#### Set problem
Pull out every line in the entries below that contains the string "after". Case counts, so match capitalization exactly.

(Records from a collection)
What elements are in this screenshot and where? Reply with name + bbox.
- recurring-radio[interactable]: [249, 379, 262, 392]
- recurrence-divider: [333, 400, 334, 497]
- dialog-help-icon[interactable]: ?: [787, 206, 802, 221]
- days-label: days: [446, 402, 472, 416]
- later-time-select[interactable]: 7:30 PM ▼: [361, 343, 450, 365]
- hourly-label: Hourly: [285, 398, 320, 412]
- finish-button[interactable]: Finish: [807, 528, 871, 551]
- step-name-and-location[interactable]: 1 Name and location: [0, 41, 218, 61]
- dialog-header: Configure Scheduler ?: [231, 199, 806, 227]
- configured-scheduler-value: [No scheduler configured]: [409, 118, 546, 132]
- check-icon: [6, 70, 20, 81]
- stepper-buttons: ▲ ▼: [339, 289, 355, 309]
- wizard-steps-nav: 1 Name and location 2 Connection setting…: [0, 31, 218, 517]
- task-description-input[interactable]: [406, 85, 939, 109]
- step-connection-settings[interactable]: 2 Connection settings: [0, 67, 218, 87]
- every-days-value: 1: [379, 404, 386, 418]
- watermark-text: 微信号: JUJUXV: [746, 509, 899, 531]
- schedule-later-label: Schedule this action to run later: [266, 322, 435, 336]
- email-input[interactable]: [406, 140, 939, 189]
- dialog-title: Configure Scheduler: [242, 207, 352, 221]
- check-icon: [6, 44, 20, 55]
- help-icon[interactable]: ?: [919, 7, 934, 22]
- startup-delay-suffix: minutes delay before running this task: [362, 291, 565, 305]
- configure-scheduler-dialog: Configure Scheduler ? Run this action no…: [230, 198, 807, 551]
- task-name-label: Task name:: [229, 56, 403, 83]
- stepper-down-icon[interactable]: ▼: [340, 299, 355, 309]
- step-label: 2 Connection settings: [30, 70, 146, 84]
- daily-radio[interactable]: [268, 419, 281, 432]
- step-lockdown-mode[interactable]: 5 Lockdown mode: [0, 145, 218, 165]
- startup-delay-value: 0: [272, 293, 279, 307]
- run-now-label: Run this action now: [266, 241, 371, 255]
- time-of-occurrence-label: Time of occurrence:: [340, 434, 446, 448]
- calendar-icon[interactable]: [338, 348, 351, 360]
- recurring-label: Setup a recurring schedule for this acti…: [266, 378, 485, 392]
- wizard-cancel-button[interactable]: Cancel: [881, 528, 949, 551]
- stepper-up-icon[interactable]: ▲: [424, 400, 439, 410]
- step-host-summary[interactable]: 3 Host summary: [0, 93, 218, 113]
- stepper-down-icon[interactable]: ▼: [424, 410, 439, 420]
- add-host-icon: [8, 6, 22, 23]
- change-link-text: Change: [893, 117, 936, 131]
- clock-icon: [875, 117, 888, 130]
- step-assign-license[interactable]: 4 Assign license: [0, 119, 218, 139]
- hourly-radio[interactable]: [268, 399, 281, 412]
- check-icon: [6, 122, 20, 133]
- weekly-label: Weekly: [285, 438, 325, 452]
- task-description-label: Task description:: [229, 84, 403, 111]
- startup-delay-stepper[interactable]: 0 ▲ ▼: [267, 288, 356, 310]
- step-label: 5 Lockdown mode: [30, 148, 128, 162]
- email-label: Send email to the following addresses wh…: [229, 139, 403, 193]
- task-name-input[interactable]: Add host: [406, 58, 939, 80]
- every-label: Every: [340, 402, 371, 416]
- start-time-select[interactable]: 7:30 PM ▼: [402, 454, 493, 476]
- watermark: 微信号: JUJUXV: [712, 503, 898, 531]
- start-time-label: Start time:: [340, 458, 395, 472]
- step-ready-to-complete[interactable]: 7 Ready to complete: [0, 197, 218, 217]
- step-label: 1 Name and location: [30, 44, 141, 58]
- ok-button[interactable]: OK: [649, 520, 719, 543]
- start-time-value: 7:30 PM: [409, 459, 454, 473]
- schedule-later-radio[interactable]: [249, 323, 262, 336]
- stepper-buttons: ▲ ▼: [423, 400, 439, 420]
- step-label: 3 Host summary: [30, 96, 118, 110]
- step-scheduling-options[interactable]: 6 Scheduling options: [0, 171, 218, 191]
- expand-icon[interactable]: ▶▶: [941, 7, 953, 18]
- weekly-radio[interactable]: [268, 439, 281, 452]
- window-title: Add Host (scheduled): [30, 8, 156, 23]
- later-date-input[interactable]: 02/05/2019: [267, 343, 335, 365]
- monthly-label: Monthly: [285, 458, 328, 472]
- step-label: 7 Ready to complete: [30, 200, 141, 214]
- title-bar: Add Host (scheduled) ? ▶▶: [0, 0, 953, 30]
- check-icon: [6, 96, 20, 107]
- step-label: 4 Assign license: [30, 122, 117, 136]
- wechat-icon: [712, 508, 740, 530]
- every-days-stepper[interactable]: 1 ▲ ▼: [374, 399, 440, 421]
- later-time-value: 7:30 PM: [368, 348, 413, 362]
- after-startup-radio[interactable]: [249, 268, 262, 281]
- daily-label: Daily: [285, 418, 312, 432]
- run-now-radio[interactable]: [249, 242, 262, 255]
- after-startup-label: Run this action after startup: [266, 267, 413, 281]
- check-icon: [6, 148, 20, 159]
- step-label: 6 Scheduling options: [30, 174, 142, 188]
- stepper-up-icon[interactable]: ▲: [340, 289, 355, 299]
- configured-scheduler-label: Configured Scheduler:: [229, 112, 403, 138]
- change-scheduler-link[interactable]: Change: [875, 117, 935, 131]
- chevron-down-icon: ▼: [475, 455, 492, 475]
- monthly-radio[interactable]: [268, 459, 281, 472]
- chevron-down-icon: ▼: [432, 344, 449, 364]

...

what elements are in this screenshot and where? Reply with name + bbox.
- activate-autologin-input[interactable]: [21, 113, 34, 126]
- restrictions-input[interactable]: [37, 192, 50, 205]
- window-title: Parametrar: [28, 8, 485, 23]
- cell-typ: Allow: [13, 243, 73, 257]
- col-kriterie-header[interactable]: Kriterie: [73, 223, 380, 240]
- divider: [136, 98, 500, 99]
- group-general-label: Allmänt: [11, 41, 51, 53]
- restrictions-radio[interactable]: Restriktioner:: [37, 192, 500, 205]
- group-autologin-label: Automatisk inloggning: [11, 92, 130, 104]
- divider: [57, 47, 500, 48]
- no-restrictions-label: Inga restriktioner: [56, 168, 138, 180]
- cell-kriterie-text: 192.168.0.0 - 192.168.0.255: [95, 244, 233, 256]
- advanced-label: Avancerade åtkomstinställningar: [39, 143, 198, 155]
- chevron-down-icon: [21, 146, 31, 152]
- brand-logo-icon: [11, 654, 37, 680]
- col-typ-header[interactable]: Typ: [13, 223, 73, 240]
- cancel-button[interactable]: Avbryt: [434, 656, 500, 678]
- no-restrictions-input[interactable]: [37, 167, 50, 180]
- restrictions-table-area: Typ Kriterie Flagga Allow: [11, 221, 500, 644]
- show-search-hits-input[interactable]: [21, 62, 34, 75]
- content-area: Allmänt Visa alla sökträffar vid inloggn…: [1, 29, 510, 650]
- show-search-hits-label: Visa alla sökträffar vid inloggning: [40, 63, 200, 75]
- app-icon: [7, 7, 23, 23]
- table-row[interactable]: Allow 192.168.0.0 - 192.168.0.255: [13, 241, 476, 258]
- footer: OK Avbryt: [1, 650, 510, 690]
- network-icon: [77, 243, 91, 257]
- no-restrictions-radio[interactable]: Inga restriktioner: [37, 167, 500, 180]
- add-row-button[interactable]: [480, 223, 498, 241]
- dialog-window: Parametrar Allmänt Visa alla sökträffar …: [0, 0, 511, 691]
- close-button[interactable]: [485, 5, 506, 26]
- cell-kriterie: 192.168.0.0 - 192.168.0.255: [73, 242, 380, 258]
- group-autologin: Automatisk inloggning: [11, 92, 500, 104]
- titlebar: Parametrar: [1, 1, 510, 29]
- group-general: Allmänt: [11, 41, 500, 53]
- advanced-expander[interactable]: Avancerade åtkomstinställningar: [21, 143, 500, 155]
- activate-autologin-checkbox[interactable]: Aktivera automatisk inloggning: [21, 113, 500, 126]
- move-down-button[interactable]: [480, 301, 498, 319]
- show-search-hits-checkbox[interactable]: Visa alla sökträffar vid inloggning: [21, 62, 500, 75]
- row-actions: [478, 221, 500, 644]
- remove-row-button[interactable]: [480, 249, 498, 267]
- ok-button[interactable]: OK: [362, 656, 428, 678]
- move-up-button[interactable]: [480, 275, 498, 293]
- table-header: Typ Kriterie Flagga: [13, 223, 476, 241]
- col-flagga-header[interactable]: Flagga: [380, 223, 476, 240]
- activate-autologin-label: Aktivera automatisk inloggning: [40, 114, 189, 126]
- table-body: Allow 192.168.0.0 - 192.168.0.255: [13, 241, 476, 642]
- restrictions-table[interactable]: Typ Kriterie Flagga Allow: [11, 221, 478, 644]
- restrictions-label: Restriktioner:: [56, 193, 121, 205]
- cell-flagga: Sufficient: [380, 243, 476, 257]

#### Solution below
- after-startup-radio[interactable]: [249, 268, 262, 281]
- after-startup-label: Run this action after startup: [266, 267, 413, 281]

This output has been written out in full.